Problem details: Retype the whole listing below, character for character.

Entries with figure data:
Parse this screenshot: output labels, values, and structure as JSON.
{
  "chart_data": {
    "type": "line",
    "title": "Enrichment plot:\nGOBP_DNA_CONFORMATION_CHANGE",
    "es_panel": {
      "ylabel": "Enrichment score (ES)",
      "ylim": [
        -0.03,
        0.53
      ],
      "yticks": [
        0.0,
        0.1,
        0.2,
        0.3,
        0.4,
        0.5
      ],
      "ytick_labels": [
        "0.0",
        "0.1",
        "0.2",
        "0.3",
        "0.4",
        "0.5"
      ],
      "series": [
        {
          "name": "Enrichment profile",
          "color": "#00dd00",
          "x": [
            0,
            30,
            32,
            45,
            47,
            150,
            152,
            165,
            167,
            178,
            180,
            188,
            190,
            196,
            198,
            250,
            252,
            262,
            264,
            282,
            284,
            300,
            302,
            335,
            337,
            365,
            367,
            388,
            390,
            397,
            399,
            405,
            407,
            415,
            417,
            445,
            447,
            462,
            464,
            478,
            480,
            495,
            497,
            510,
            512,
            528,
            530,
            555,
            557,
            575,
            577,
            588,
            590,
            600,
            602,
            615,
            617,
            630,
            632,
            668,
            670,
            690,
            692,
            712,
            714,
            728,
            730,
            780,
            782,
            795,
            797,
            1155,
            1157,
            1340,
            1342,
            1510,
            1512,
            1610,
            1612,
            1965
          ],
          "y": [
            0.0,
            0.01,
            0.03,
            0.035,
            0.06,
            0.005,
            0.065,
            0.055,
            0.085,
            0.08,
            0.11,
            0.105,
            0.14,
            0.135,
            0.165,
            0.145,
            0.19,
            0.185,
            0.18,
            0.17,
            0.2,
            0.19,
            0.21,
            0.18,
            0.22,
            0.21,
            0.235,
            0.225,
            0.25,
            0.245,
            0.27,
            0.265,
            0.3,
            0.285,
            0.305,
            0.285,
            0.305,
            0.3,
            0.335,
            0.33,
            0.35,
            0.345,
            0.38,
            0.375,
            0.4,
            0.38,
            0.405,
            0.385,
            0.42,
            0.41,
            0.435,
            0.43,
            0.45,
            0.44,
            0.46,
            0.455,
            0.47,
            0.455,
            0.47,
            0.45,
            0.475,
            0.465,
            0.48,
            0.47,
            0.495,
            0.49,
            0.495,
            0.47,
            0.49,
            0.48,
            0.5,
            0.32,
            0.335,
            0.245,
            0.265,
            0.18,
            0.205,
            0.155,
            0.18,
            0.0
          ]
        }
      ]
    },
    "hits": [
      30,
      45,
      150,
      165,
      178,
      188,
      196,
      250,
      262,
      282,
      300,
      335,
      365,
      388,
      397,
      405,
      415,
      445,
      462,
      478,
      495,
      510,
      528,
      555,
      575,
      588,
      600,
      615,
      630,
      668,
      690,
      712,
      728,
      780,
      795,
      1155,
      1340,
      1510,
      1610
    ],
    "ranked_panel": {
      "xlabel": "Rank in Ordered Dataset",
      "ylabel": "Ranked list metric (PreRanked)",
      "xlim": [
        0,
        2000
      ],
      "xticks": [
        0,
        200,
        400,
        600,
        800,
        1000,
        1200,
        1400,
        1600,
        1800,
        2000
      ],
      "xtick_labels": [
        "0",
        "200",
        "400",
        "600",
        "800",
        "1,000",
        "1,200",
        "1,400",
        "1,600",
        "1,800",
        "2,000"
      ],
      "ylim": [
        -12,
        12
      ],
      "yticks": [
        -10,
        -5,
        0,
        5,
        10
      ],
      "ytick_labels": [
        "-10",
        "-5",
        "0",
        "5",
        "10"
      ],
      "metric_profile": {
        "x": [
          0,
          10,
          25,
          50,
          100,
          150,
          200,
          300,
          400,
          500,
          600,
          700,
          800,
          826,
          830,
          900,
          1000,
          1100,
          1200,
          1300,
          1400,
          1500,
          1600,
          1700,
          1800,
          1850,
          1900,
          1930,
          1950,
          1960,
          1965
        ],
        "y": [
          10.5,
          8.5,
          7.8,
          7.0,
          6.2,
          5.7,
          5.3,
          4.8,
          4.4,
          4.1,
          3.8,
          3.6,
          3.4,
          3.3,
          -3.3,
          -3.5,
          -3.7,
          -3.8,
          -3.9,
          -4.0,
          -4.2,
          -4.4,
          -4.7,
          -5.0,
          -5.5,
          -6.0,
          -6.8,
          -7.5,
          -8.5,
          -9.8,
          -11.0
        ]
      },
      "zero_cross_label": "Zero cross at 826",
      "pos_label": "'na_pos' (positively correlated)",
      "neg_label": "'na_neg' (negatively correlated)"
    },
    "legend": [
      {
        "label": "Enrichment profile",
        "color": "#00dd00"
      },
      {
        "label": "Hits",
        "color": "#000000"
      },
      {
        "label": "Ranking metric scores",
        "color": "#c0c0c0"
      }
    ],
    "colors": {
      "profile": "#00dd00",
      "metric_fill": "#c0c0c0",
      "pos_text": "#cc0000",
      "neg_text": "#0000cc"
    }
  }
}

Exercise solution:
Parse this screenshot: output labels, values, and structure as JSON.
{
  "chart_data": {
    "type": "line",
    "title": "Enrichment plot:\nGOBP_DNA_CONFORMATION_CHANGE",
    "es_panel": {
      "ylabel": "Enrichment score (ES)",
      "ylim": [
        -0.03,
        0.53
      ],
      "yticks": [
        0.0,
        0.1,
        0.2,
        0.3,
        0.4,
        0.5
      ],
      "ytick_labels": [
        "0.0",
        "0.1",
        "0.2",
        "0.3",
        "0.4",
        "0.5"
      ],
      "series": [
        {
          "name": "Enrichment profile",
          "color": "#00dd00",
          "x": [
            0,
            30,
            32,
            45,
            47,
            150,
            152,
            165,
            167,
            178,
            180,
            188,
            190,
            196,
            198,
            250,
            252,
            262,
            264,
            282,
            284,
            300,
            302,
            335,
            337,
            365,
            367,
            388,
            390,
            397,
            399,
            405,
            407,
            415,
            417,
            445,
            447,
            462,
            464,
            478,
            480,
            495,
            497,
            510,
            512,
            528,
            530,
            555,
            557,
            575,
            577,
            588,
            590,
            600,
            602,
            615,
            617,
            630,
            632,
            668,
            670,
            690,
            692,
            712,
            714,
            728,
            730,
            780,
            782,
            795,
            797,
            1155,
            1157,
            1340,
            1342,
            1510,
            1512,
            1610,
            1612,
            1965
          ],
          "y": [
            0.0,
            0.01,
            0.03,
            0.035,
            0.06,
            0.005,
            0.065,
            0.055,
            0.085,
            0.08,
            0.11,
            0.105,
            0.14,
            0.135,
            0.165,
            0.145,
            0.19,
            0.185,
            0.18,
            0.17,
            0.2,
            0.19,
            0.21,
            0.18,
            0.22,
            0.21,
            0.235,
            0.225,
            0.25,
            0.245,
            0.27,
            0.265,
            0.3,
            0.285,
            0.305,
            0.285,
            0.305,
            0.3,
            0.335,
            0.33,
            0.35,
            0.345,
            0.38,
            0.375,
            0.4,
            0.38,
            0.405,
            0.385,
            0.42,
            0.41,
            0.435,
            0.43,
            0.45,
            0.44,
            0.46,
            0.455,
            0.47,
            0.455,
            0.47,
            0.45,
            0.475,
            0.465,
            0.48,
            0.47,
            0.495,
            0.49,
            0.495,
            0.47,
            0.49,
            0.48,
            0.5,
            0.32,
            0.335,
            0.245,
            0.265,
            0.18,
            0.205,
            0.155,
            0.18,
            0.0
          ]
        }
      ]
    },
    "hits": [
      30,
      45,
      150,
      165,
      178,
      188,
      196,
      250,
      262,
      282,
      300,
      335,
      365,
      388,
      397,
      405,
      415,
      445,
      462,
      478,
      495,
      510,
      528,
      555,
      575,
      588,
      600,
      615,
      630,
      668,
      690,
      712,
      728,
      780,
      795,
      1155,
      1340,
      1510,
      1610
    ],
    "ranked_panel": {
      "xlabel": "Rank in Ordered Dataset",
      "ylabel": "Ranked list metric (PreRanked)",
      "xlim": [
        0,
        2000
      ],
      "xticks": [
        0,
        200,
        400,
        600,
        800,
        1000,
        1200,
        1400,
        1600,
        1800,
        2000
      ],
      "xtick_labels": [
        "0",
        "200",
        "400",
        "600",
        "800",
        "1,000",
        "1,200",
        "1,400",
        "1,600",
        "1,800",
        "2,000"
      ],
      "ylim": [
        -12,
        12
      ],
      "yticks": [
        -10,
        -5,
        0,
        5,
        10
      ],
      "ytick_labels": [
        "-10",
        "-5",
        "0",
        "5",
        "10"
      ],
      "metric_profile": {
        "x": [
          0,
          10,
          25,
          50,
          100,
          150,
          200,
          300,
          400,
          500,
          600,
          700,
          800,
          826,
          830,
          900,
          1000,
          1100,
          1200,
          1300,
          1400,
          1500,
          1600,
          1700,
          1800,
          1850,
          1900,
          1930,
          1950,
          1960,
          1965
        ],
        "y": [
          10.5,
          8.5,
          7.8,
          7.0,
          6.2,
          5.7,
          5.3,
          4.8,
          4.4,
          4.1,
          3.8,
          3.6,
          3.4,
          3.3,
          -3.3,
          -3.5,
          -3.7,
          -3.8,
          -3.9,
          -4.0,
          -4.2,
          -4.4,
          -4.7,
          -5.0,
          -5.5,
          -6.0,
          -6.8,
          -7.5,
          -8.5,
          -9.8,
          -11.0
        ]
      },
      "zero_cross_label": "Zero cross at 826",
      "pos_label": "'na_pos' (positively correlated)",
      "neg_label": "'na_neg' (negatively correlated)"
    },
    "legend": [
      {
        "label": "Enrichment profile",
        "color": "#00dd00"
      },
      {
        "label": "Hits",
        "color": "#000000"
      },
      {
        "label": "Ranking metric scores",
        "color": "#c0c0c0"
      }
    ],
    "colors": {
      "profile": "#00dd00",
      "metric_fill": "#c0c0c0",
      "pos_text": "#cc0000",
      "neg_text": "#0000cc"
    }
  }
}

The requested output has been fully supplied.